> **QUÉ SE PIDE**: Vuelve a escribir todas las líneas del listado sin cambiar nada.

> **LISTADO EXTRAÍDO**:
══════
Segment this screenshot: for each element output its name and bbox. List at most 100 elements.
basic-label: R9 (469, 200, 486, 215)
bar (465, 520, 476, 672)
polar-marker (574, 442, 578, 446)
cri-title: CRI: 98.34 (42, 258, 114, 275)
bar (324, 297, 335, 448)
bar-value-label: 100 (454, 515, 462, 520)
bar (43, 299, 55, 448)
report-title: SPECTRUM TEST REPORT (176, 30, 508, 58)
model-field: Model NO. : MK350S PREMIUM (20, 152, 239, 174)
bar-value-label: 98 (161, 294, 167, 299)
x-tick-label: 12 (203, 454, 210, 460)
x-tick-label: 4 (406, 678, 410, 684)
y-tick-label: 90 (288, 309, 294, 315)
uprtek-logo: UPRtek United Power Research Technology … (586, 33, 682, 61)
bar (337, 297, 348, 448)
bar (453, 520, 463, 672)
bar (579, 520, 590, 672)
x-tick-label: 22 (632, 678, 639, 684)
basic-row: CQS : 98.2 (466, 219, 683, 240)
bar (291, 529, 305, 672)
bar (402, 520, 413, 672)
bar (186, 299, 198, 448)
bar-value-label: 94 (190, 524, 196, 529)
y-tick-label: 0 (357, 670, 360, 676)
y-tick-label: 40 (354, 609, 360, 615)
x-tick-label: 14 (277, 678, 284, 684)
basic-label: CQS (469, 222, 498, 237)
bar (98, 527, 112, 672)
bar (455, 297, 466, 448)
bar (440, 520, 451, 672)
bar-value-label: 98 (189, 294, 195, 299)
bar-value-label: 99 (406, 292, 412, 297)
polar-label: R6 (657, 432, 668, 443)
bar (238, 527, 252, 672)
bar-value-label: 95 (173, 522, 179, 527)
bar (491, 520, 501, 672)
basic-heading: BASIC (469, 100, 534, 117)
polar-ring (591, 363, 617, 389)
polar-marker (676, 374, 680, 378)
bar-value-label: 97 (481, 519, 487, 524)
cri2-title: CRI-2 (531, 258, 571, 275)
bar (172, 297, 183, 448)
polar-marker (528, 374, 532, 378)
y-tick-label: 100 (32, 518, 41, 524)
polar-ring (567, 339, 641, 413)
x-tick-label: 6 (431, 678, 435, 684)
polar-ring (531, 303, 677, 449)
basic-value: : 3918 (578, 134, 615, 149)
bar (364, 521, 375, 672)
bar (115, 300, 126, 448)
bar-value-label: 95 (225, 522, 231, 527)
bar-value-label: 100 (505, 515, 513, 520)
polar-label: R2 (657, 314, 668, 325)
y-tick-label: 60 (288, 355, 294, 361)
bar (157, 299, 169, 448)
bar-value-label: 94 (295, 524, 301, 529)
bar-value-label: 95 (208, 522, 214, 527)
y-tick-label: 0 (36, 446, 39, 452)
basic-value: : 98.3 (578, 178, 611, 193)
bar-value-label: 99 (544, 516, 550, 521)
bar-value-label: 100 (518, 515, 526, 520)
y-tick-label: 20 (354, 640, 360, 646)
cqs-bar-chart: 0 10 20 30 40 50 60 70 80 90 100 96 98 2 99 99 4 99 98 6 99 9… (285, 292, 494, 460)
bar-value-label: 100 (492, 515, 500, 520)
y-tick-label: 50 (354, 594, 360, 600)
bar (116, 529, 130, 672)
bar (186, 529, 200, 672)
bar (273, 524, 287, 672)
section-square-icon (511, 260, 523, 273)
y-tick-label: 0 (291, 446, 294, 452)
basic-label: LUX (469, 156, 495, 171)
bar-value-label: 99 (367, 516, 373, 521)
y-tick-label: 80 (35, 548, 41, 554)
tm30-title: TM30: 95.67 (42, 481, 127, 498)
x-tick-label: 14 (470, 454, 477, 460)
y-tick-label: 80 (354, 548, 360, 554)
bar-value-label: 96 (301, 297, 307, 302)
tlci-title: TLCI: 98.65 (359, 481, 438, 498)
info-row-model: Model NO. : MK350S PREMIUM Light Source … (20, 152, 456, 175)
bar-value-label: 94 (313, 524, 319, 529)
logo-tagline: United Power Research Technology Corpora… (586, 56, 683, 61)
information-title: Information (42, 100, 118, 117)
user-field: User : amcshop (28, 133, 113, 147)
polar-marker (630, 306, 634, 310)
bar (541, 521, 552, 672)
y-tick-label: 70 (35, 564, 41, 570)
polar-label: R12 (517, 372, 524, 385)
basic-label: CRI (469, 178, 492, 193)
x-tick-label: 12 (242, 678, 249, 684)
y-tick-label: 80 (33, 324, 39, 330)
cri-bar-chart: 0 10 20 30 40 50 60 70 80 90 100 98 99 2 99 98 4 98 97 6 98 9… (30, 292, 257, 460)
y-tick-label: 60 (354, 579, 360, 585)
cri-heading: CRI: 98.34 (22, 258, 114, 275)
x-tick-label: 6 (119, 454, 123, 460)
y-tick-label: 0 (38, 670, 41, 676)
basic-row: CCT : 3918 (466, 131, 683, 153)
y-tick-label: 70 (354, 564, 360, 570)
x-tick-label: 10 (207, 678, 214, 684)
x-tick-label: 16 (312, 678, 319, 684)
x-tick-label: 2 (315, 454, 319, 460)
══════
> **RESULTADO DEL EJERCICIO**:
Segment this screenshot: for each element output its name and bbox. List at most 100 elements.
basic-label: R9 (469, 200, 486, 215)
bar (465, 520, 476, 672)
polar-marker (574, 442, 578, 446)
cri-title: CRI: 98.34 (42, 258, 114, 275)
bar (324, 297, 335, 448)
bar-value-label: 100 (454, 515, 462, 520)
bar (43, 299, 55, 448)
report-title: SPECTRUM TEST REPORT (176, 30, 508, 58)
model-field: Model NO. : MK350S PREMIUM (20, 152, 239, 174)
bar-value-label: 98 (161, 294, 167, 299)
x-tick-label: 12 (203, 454, 210, 460)
x-tick-label: 4 (406, 678, 410, 684)
y-tick-label: 90 (288, 309, 294, 315)
uprtek-logo: UPRtek United Power Research Technology … (586, 33, 682, 61)
bar (337, 297, 348, 448)
bar (453, 520, 463, 672)
bar (579, 520, 590, 672)
x-tick-label: 22 (632, 678, 639, 684)
basic-row: CQS : 98.2 (466, 219, 683, 240)
bar (291, 529, 305, 672)
bar (402, 520, 413, 672)
bar (186, 299, 198, 448)
bar-value-label: 94 (190, 524, 196, 529)
y-tick-label: 0 (357, 670, 360, 676)
y-tick-label: 40 (354, 609, 360, 615)
x-tick-label: 14 (277, 678, 284, 684)
basic-label: CQS (469, 222, 498, 237)
bar (98, 527, 112, 672)
bar (455, 297, 466, 448)
bar (440, 520, 451, 672)
bar-value-label: 98 (189, 294, 195, 299)
bar-value-label: 99 (406, 292, 412, 297)
polar-label: R6 (657, 432, 668, 443)
bar (238, 527, 252, 672)
bar-value-label: 95 (173, 522, 179, 527)
bar (491, 520, 501, 672)
basic-heading: BASIC (469, 100, 534, 117)
polar-ring (591, 363, 617, 389)
polar-marker (676, 374, 680, 378)
bar-value-label: 97 (481, 519, 487, 524)
cri2-title: CRI-2 (531, 258, 571, 275)
bar (172, 297, 183, 448)
polar-marker (528, 374, 532, 378)
y-tick-label: 100 (32, 518, 41, 524)
polar-ring (567, 339, 641, 413)
x-tick-label: 6 (431, 678, 435, 684)
polar-ring (531, 303, 677, 449)
basic-value: : 3918 (578, 134, 615, 149)
bar (364, 521, 375, 672)
bar (115, 300, 126, 448)
bar-value-label: 95 (225, 522, 231, 527)
bar-value-label: 100 (505, 515, 513, 520)
polar-label: R2 (657, 314, 668, 325)
y-tick-label: 60 (288, 355, 294, 361)
bar (157, 299, 169, 448)
bar-value-label: 94 (295, 524, 301, 529)
bar-value-label: 95 (208, 522, 214, 527)
y-tick-label: 0 (36, 446, 39, 452)
basic-value: : 98.3 (578, 178, 611, 193)
bar-value-label: 99 (544, 516, 550, 521)
bar-value-label: 100 (518, 515, 526, 520)
y-tick-label: 20 (354, 640, 360, 646)
cqs-bar-chart: 0 10 20 30 40 50 60 70 80 90 100 96 98 2 99 99 4 99 98 6 99 9… (285, 292, 494, 460)
bar-value-label: 100 (492, 515, 500, 520)
y-tick-label: 50 (354, 594, 360, 600)
bar (116, 529, 130, 672)
bar (186, 529, 200, 672)
bar (273, 524, 287, 672)
section-square-icon (511, 260, 523, 273)
y-tick-label: 0 (291, 446, 294, 452)
basic-label: LUX (469, 156, 495, 171)
bar-value-label: 99 (367, 516, 373, 521)
y-tick-label: 80 (35, 548, 41, 554)
tm30-title: TM30: 95.67 (42, 481, 127, 498)
x-tick-label: 14 (470, 454, 477, 460)
y-tick-label: 80 (354, 548, 360, 554)
bar-value-label: 96 (301, 297, 307, 302)
tlci-title: TLCI: 98.65 (359, 481, 438, 498)
info-row-model: Model NO. : MK350S PREMIUM Light Source … (20, 152, 456, 175)
bar-value-label: 94 (313, 524, 319, 529)
logo-tagline: United Power Research Technology Corpora… (586, 56, 683, 61)
information-title: Information (42, 100, 118, 117)
user-field: User : amcshop (28, 133, 113, 147)
polar-marker (630, 306, 634, 310)
bar (541, 521, 552, 672)
y-tick-label: 70 (35, 564, 41, 570)
polar-label: R12 (517, 372, 524, 385)
basic-label: CRI (469, 178, 492, 193)
x-tick-label: 12 (242, 678, 249, 684)
y-tick-label: 80 (33, 324, 39, 330)
cri-bar-chart: 0 10 20 30 40 50 60 70 80 90 100 98 99 2 99 98 4 98 97 6 98 9… (30, 292, 257, 460)
y-tick-label: 60 (354, 579, 360, 585)
cri-heading: CRI: 98.34 (22, 258, 114, 275)
x-tick-label: 6 (119, 454, 123, 460)
y-tick-label: 0 (38, 670, 41, 676)
basic-row: CCT : 3918 (466, 131, 683, 153)
y-tick-label: 70 (354, 564, 360, 570)
x-tick-label: 10 (207, 678, 214, 684)
x-tick-label: 16 (312, 678, 319, 684)
x-tick-label: 2 (315, 454, 319, 460)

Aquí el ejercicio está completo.